Be clear about what you are acquiring for. Are you focused on acquiring the customers? Make sure that you do not lose the key people who have the customer relationships (which often is not the sales or account executive). Are you focused on increasing your footprint by acquiring IP? If so, read the next point.

You cannot integrate yourself to greatness This is perhaps the greatest learning I had. As one of my peers once summarized it best – When you buy IP, it is in the people not the software. Without exception, we followed the software route. Which means we tried to “integrate” all these products into one set of solutions? The nightmare was unbelievably costly and is what I believe eventually brought us to our knees. You are much better off taking the hit of isolating top 30% of the acquired company’s engineering group aside and tell them to rebuild the solution on your existing architecture all over again.

Don’t worry about which is the better architecture. In almost all cases, it is like debating over religion. Technology is way over-rated for most enterprise problems that customers face. You will much faster to market with a truly integrated solution with lesser overall cost (for both you and your customers) of ownership by taking the hit upfront. I admit it takes guts to do this. The whole world is expecting to show you results from the merger. But companies like Siebel, Cisco have this model outrageously successful.

I would like to reflect on the only successful merger we had. The big difference I see from the other mergers is that we had some amount of history with this company. We used to resell their product for about a year. I think that gave us a great due diligence. We understood what was working and not working in positioning this product to our customers and what the difficulties the customers were having with the product were. What we did not do is the point number 3 above and I have paid heavily for it!

Feel free to send me comments about your experience.

11/20/2005

Learnings from offshoring development to India

During my job search, one of the questions I often got from prospective employers – especially VC firms was – can you help us reduce development costs by offshoring to India? For most of them, I advised to exercise caution. It was not the right time for all of them. Here I will write down my learning from offshoring work to India.

This is based on my personal experience of having offshored work to my India organization for the last 8 years. The peak size of my team there was around 250 in product development and 350 in services. Other than this, I had about 100 partner resources working in India too. China and Hungary were the two other offshore centers (although much smaller in size) that I had. (Rest of my team and I were based out of US).

What I am very impressed by is the quality of people in India. My experience there (as well as in China and Hungary) is that there is a huge supply of highly intelligent people. They are typically very hard working. The work culture seems to be oriented towards putting in long hours. With the proper guidance and leadership, and a little encouragement, they have moved mountains for me. All this at about one-fourth my cost basis (compared to US).

Two different types of work

Having said that, I need to add that I saw great success with one kind of work and only mixed results with another. Let me explain the two different types of software work that I have seen in all companies. First you have the project oriented development. These are typically turnkey projects. Requirements are nailed down upfront once and for all. And as changes happen to the requirements, you have a rigorous change management process to deal with extra money and time. After the development is over and the software is “live”, usually, it gets into maintenance mode with small incremental changes over time. Most importantly, such software is targeted for one customer and typically one target IT environment (operating system, database, UI technology etc.).

I have found that India is very good in this. For the last 35 or so years of offshoring experience that India has gathered has been almost entirely in these kind of turnkey projects (if you take out the body-shopping aspect of the industry). Which is why, Indian companies have been in the forefront of adopting project-oriented processes like SEI CMM models and such.

- _Given problem A_
In the excerpt on acquisitions and offshoring, condense the paragraph that begins "This is based on my personal experience" into a short bulleted list that keeps its main facts.
- _Given problem B_
From the excerpt on acquisitions and offshoring, reproduce the passage starting at "Don’t worry about" and ending at "model outrageously successful.", with "religion" replaced by "politics".

- _Dataset section_
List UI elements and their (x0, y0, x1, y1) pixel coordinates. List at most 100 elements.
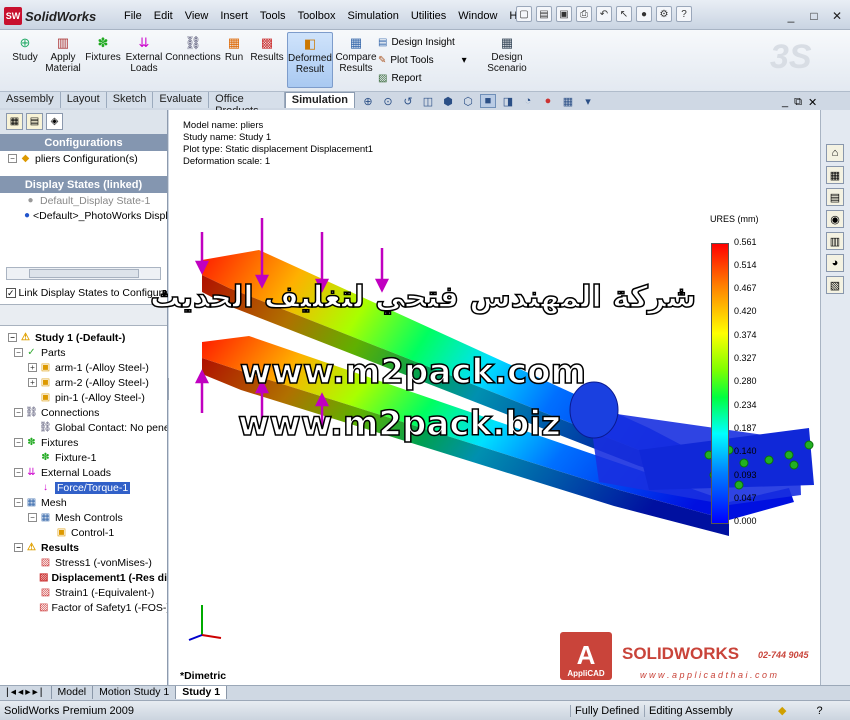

- _Correct result A_
- The author offshored work to an India organization for the last 8 years.
- The India team peaked at around 250 in product development and 350 in services.
- About 100 partner resources also worked in India.
- China and Hungary were two other, much smaller offshore centers.
- The author and the rest of the team were based in the US.

- _Correct result B_
Don’t worry about which is the better architecture. In almost all cases, it is like debating over politics. Technology is way over-rated for most enterprise problems that customers face. You will much faster to market with a truly integrated solution with lesser overall cost (for both you and your customers) of ownership by taking the hit upfront. I admit it takes guts to do this. The whole world is expecting to show you results from the merger. But companies like Siebel, Cisco have this model outrageously successful.